• Exercise description: Repeat each entry. Keep every line exactly as it is.

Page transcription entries
BEGIN
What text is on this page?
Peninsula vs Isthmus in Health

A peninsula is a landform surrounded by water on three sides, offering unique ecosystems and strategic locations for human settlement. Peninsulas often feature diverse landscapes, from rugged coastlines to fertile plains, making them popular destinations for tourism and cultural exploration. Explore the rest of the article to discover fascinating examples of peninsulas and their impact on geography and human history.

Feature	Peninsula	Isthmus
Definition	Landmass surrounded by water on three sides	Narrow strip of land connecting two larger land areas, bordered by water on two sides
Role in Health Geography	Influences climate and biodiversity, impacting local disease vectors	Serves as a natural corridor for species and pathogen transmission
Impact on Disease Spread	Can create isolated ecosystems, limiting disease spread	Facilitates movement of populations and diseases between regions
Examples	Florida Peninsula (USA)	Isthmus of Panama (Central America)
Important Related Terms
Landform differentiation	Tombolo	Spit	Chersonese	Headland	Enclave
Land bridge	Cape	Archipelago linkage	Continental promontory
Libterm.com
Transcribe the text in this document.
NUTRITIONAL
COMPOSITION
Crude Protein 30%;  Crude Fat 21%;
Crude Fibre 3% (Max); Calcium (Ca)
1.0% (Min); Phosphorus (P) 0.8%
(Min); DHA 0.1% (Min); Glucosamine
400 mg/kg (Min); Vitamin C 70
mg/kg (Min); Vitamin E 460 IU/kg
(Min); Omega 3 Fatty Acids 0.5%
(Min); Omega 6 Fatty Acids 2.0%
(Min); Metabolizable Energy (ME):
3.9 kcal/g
END
• Worked solution:
What text is on this page?
Peninsula vs Isthmus in Health

A peninsula is a landform surrounded by water on three sides, offering unique ecosystems and strategic locations for human settlement. Peninsulas often feature diverse landscapes, from rugged coastlines to fertile plains, making them popular destinations for tourism and cultural exploration. Explore the rest of the article to discover fascinating examples of peninsulas and their impact on geography and human history.

Feature	Peninsula	Isthmus
Definition	Landmass surrounded by water on three sides	Narrow strip of land connecting two larger land areas, bordered by water on two sides
Role in Health Geography	Influences climate and biodiversity, impacting local disease vectors	Serves as a natural corridor for species and pathogen transmission
Impact on Disease Spread	Can create isolated ecosystems, limiting disease spread	Facilitates movement of populations and diseases between regions
Examples	Florida Peninsula (USA)	Isthmus of Panama (Central America)
Important Related Terms
Landform differentiation	Tombolo	Spit	Chersonese	Headland	Enclave
Land bridge	Cape	Archipelago linkage	Continental promontory
Libterm.com
Transcribe the text in this document.
NUTRITIONAL
COMPOSITION
Crude Protein 30%;  Crude Fat 21%;
Crude Fibre 3% (Max); Calcium (Ca)
1.0% (Min); Phosphorus (P) 0.8%
(Min); DHA 0.1% (Min); Glucosamine
400 mg/kg (Min); Vitamin C 70
mg/kg (Min); Vitamin E 460 IU/kg
(Min); Omega 3 Fatty Acids 0.5%
(Min); Omega 6 Fatty Acids 2.0%
(Min); Metabolizable Energy (ME):
3.9 kcal/g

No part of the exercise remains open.